═════ Exercise materials

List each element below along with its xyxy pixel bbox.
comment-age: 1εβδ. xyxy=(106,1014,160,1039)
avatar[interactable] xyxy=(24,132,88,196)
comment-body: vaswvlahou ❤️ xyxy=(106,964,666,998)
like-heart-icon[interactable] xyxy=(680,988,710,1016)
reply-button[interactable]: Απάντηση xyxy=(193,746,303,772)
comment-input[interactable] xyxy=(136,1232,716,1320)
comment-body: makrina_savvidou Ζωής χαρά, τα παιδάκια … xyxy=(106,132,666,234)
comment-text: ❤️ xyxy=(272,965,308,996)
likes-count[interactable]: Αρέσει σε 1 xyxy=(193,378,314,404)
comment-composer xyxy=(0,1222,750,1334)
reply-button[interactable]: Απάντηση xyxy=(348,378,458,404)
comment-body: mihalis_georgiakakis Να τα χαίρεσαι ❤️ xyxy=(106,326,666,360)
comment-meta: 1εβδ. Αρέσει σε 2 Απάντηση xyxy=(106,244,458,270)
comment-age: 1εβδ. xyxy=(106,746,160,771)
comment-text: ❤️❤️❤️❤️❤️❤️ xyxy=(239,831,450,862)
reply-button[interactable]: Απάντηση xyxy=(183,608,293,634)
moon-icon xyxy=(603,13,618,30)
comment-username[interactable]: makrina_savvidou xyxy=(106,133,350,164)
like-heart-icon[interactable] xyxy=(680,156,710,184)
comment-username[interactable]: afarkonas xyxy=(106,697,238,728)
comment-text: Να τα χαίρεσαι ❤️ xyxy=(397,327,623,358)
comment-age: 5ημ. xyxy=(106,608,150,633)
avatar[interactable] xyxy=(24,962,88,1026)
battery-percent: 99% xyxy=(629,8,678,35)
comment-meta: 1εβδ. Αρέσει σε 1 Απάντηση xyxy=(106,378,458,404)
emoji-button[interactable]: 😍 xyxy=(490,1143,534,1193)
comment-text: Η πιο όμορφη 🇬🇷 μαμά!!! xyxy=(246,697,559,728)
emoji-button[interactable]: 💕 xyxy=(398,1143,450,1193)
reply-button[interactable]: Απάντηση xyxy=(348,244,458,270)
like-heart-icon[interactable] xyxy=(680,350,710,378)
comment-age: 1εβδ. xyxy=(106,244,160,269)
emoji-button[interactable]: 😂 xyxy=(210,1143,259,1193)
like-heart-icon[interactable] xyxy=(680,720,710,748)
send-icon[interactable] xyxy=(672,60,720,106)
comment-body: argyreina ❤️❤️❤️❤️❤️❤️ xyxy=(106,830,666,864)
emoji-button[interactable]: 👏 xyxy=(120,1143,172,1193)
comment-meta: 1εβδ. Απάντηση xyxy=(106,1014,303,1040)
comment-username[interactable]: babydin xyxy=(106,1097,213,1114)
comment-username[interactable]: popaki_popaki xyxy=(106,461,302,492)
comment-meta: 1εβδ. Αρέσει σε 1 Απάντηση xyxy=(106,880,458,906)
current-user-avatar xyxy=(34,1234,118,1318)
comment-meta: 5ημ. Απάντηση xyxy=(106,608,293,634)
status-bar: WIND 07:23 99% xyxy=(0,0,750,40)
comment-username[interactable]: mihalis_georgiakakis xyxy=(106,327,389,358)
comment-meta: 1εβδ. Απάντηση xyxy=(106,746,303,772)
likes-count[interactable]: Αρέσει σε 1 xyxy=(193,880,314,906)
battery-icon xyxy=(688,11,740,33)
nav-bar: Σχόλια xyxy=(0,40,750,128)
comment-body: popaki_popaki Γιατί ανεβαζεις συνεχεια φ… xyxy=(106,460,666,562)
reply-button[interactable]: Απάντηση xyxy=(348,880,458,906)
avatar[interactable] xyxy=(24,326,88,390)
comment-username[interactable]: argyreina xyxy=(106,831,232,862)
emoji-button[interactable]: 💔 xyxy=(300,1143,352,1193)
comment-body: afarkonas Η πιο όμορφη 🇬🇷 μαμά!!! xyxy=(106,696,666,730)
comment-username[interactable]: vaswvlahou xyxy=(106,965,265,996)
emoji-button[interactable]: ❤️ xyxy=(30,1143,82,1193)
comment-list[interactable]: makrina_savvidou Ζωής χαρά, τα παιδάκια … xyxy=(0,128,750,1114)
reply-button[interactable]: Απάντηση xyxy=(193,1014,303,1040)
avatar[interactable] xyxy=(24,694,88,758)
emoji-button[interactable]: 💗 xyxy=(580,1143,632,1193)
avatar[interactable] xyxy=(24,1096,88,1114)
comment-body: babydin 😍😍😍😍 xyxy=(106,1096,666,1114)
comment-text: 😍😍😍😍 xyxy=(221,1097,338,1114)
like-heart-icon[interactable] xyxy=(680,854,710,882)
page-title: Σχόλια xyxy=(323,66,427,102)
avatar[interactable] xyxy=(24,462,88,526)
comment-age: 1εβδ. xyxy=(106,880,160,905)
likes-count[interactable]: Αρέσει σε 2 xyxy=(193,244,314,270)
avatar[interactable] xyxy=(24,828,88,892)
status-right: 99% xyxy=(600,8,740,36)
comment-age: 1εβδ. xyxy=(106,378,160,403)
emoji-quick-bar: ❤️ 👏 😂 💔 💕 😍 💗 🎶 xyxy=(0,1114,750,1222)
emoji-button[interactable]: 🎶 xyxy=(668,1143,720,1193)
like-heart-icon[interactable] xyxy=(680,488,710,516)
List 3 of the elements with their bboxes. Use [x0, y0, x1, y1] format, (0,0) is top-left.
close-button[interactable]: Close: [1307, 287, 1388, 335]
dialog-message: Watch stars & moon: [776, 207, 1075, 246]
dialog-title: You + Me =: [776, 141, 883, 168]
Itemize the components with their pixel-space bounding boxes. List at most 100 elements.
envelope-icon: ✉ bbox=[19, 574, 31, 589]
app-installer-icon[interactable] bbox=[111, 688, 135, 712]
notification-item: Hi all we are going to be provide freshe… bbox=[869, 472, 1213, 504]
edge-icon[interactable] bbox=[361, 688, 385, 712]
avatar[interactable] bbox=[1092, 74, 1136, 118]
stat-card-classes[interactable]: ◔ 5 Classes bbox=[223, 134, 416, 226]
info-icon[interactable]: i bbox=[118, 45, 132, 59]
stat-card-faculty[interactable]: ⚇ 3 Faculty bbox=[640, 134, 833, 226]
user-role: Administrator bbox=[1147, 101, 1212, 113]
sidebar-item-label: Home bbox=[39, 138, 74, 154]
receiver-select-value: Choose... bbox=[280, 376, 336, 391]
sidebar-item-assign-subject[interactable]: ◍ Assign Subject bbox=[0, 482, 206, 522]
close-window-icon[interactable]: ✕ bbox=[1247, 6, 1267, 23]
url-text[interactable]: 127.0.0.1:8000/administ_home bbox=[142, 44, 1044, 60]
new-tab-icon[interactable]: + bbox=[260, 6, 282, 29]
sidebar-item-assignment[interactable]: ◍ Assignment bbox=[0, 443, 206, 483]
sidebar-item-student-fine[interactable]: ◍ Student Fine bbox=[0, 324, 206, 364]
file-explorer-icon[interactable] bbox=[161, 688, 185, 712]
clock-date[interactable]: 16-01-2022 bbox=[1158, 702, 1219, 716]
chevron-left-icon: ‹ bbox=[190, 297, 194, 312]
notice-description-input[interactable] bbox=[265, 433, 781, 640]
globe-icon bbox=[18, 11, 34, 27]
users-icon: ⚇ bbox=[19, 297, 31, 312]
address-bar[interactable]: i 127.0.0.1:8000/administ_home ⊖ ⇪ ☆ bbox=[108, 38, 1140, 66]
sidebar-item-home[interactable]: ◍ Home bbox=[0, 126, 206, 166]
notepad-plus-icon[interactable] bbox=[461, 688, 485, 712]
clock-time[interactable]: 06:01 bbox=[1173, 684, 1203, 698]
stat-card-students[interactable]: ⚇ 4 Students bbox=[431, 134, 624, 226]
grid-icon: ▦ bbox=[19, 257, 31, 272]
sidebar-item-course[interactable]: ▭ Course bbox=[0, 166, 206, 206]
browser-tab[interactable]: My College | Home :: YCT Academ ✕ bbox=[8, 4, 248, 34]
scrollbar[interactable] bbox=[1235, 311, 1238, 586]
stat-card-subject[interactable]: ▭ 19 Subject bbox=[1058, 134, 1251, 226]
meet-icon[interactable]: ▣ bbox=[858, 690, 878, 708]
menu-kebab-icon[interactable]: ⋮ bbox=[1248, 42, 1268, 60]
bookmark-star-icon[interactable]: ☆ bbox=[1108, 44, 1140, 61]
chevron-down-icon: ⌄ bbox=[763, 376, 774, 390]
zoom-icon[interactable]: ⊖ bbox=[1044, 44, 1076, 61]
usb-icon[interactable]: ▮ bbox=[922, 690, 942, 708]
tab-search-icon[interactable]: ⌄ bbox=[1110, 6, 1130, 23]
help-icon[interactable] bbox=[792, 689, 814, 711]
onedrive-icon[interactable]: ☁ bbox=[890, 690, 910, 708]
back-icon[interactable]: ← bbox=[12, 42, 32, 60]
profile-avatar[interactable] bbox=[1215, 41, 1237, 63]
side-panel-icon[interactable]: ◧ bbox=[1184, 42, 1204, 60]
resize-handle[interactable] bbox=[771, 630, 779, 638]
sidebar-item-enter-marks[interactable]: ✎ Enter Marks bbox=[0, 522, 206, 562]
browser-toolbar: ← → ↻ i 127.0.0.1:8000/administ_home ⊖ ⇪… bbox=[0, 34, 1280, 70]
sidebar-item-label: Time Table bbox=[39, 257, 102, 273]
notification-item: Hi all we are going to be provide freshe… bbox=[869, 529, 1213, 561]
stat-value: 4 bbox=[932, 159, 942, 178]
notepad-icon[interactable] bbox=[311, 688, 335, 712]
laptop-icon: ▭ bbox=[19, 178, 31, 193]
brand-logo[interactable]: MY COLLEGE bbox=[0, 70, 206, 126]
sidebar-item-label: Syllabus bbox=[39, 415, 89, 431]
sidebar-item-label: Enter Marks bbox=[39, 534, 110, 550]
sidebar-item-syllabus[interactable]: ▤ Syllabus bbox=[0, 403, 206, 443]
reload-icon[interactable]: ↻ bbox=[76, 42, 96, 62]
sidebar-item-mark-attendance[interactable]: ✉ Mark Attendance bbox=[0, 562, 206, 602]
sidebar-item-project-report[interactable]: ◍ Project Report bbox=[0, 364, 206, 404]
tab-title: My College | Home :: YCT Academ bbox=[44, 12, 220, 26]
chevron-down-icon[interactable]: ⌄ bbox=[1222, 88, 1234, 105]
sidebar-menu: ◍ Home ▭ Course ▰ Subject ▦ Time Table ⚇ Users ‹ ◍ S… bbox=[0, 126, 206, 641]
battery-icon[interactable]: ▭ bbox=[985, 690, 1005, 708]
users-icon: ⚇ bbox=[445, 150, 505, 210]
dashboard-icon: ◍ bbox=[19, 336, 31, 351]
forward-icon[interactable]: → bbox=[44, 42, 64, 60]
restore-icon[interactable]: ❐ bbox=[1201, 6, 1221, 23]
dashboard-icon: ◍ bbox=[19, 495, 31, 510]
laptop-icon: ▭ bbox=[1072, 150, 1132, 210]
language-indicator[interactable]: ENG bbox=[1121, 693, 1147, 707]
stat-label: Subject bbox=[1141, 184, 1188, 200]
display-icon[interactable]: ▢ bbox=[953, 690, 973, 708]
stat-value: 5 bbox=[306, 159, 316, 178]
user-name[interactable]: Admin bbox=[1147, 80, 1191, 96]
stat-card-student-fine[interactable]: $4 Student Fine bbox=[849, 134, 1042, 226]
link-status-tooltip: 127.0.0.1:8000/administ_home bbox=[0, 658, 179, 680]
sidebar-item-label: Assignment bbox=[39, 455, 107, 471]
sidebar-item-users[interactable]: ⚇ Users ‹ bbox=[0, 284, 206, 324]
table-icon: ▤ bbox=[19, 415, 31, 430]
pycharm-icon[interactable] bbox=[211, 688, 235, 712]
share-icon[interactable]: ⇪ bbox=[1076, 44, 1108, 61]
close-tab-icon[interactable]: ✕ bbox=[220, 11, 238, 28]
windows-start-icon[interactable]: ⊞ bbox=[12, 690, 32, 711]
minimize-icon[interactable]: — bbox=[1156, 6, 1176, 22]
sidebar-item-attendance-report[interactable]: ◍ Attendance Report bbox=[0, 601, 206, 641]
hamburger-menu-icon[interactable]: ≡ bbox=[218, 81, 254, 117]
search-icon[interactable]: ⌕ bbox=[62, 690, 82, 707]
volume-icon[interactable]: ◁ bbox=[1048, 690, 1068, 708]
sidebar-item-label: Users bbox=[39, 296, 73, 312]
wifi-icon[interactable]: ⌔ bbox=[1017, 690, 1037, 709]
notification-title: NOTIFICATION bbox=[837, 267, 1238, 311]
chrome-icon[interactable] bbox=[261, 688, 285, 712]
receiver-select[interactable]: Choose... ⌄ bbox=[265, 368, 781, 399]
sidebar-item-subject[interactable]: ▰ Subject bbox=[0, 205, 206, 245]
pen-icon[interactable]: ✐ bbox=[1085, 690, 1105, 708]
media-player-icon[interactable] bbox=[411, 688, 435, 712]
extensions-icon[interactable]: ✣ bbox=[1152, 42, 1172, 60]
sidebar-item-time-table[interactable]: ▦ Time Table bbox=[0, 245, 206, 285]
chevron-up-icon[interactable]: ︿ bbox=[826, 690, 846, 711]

══════════

## Exercise requirements
Rewrite the entries as a Markdown table with two columns, Row and Line, giving each line its own numbered row and leaving out blank lines. Begin at the first line of the entries and stop after the line that contains "comment-body: mihalis_georgiakakis Να".

## Final result
| Row | Line |
|---|---|
| 1 | List each element below along with its xyxy pixel bbox. |
| 2 | comment-age: 1εβδ. xyxy=(106,1014,160,1039) |
| 3 | avatar[interactable] xyxy=(24,132,88,196) |
| 4 | comment-body: vaswvlahou ❤️ xyxy=(106,964,666,998) |
| 5 | like-heart-icon[interactable] xyxy=(680,988,710,1016) |
| 6 | reply-button[interactable]: Απάντηση xyxy=(193,746,303,772) |
| 7 | comment-input[interactable] xyxy=(136,1232,716,1320) |
| 8 | comment-body: makrina_savvidou Ζωής χαρά, τα παιδάκια … xyxy=(106,132,666,234) |
| 9 | comment-text: ❤️ xyxy=(272,965,308,996) |
| 10 | likes-count[interactable]: Αρέσει σε 1 xyxy=(193,378,314,404) |
| 11 | comment-composer xyxy=(0,1222,750,1334) |
| 12 | reply-button[interactable]: Απάντηση xyxy=(348,378,458,404) |
| 13 | comment-body: mihalis_georgiakakis Να τα χαίρεσαι ❤️ xyxy=(106,326,666,360) |